* Begin Records *
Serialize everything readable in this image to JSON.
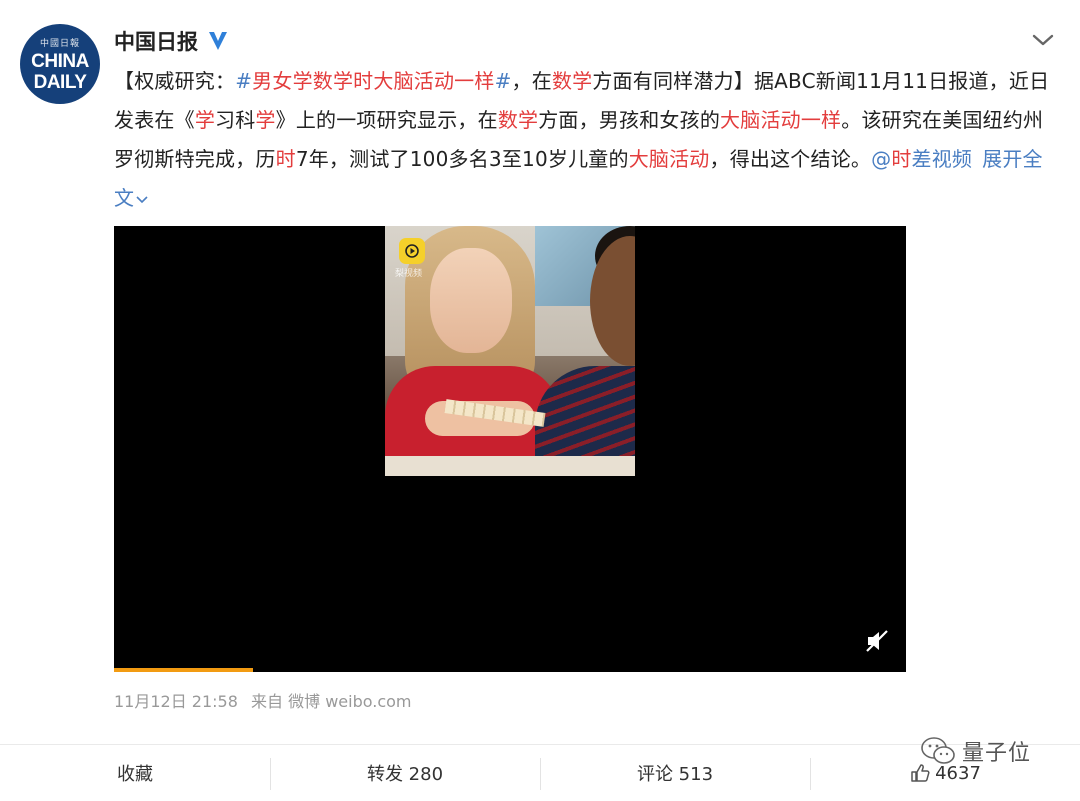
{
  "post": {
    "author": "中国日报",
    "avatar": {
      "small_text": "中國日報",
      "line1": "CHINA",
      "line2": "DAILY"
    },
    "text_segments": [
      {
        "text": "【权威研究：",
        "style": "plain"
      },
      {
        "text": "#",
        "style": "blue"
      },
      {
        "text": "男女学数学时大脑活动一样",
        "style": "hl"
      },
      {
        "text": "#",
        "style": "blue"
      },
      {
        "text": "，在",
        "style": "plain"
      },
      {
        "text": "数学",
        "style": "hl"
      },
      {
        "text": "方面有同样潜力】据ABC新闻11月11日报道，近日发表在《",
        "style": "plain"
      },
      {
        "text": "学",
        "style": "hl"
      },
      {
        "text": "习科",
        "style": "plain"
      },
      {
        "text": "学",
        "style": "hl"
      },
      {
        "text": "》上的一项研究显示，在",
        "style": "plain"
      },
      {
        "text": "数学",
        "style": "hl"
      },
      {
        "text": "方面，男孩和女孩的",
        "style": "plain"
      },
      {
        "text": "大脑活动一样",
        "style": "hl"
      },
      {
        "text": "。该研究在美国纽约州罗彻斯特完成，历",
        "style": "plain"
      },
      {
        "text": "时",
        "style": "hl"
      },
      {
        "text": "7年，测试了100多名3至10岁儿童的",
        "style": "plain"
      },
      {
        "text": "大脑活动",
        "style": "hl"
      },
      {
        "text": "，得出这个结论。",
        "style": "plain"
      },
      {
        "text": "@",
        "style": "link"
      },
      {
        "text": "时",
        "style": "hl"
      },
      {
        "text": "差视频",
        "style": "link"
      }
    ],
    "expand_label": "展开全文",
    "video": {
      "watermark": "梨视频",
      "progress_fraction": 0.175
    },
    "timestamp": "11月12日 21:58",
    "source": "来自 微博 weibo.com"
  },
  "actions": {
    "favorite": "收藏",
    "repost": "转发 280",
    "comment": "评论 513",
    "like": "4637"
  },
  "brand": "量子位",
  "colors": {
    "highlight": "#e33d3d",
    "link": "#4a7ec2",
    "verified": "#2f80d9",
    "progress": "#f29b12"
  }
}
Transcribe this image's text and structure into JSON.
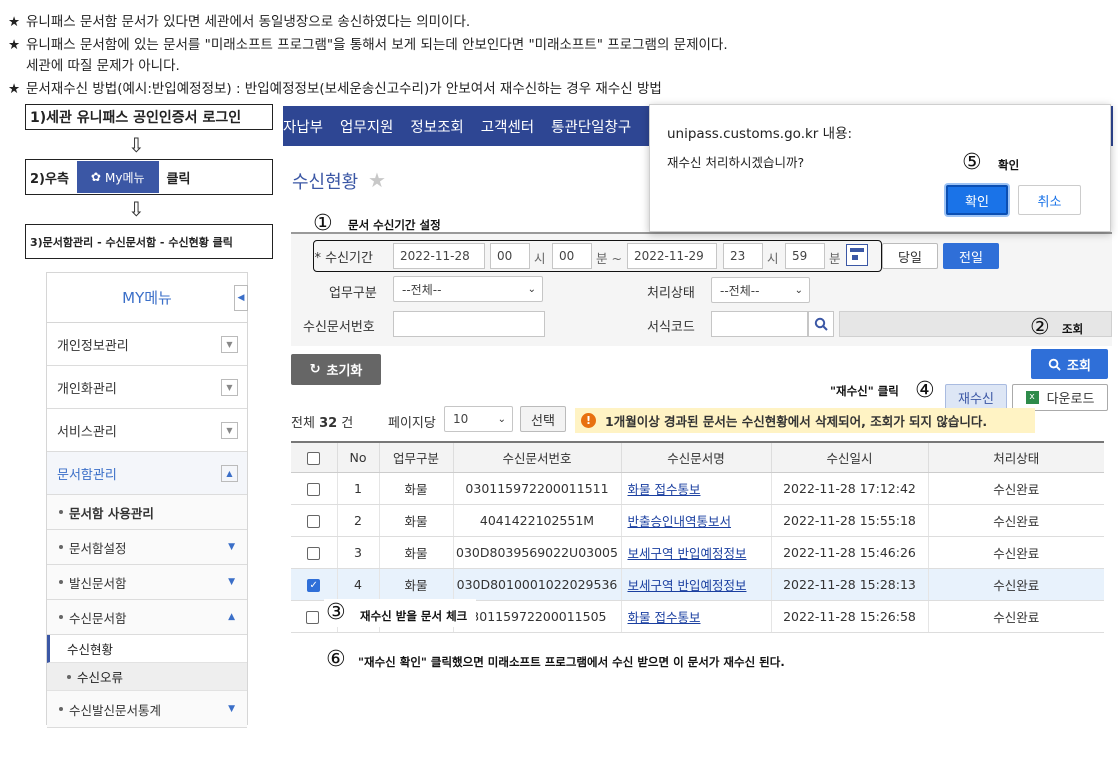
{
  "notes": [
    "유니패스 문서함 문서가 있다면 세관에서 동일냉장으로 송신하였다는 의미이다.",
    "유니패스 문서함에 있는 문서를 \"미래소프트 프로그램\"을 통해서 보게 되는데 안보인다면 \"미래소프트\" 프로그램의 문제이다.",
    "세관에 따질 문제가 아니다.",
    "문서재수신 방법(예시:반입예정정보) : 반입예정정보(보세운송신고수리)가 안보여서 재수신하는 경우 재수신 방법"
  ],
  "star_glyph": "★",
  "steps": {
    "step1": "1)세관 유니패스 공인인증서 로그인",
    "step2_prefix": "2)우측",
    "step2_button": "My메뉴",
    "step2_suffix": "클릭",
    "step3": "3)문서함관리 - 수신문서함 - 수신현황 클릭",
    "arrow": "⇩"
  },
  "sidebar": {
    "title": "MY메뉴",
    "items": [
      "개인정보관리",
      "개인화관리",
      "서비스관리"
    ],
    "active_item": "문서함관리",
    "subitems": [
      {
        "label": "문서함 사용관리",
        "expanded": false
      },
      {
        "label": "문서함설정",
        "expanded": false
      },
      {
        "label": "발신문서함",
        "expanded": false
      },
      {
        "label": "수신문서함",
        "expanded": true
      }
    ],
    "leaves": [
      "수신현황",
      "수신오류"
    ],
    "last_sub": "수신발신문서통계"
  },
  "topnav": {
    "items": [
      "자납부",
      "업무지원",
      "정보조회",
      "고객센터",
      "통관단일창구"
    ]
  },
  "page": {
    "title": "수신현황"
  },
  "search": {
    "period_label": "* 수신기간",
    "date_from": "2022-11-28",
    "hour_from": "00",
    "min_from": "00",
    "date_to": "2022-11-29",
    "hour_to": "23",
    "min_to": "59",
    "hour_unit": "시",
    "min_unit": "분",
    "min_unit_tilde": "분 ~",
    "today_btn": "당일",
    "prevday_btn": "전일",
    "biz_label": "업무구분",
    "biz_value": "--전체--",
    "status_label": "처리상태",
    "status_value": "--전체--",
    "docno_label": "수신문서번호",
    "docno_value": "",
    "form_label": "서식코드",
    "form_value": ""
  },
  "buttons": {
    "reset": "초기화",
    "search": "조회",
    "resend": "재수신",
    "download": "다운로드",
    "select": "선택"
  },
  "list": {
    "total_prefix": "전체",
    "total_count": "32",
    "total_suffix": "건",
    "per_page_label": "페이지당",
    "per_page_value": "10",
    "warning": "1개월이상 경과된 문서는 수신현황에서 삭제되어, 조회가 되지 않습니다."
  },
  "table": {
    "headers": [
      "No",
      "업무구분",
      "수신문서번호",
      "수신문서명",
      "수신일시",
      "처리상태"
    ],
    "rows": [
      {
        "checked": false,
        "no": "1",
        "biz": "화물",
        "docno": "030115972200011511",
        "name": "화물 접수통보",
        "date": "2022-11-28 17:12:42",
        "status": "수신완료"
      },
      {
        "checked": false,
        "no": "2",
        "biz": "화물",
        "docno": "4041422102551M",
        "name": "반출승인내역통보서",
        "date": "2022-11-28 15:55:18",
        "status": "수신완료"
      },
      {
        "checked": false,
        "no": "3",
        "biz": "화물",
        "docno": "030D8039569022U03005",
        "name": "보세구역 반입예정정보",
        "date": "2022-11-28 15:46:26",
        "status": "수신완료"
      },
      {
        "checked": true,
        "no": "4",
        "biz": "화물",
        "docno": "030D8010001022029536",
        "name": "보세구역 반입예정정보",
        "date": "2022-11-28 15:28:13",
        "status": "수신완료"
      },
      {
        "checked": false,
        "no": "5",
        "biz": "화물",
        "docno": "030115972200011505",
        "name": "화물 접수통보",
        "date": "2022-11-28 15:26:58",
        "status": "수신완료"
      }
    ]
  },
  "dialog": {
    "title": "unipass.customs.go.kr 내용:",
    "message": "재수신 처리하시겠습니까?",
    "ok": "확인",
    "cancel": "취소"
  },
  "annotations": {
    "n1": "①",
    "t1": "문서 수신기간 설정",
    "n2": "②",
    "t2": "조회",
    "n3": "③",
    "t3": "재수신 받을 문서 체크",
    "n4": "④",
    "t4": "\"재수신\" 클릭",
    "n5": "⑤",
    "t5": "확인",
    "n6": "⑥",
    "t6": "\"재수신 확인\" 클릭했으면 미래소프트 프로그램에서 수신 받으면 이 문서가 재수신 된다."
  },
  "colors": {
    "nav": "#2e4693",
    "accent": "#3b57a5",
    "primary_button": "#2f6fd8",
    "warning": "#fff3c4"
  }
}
* End Records *
▶ _Problem details_
Copy out each line of the entries that holds "JSON".

▶ _Result of this task_
Serialize everything readable in this image to JSON.
Transcribe this image's text and structure into JSON.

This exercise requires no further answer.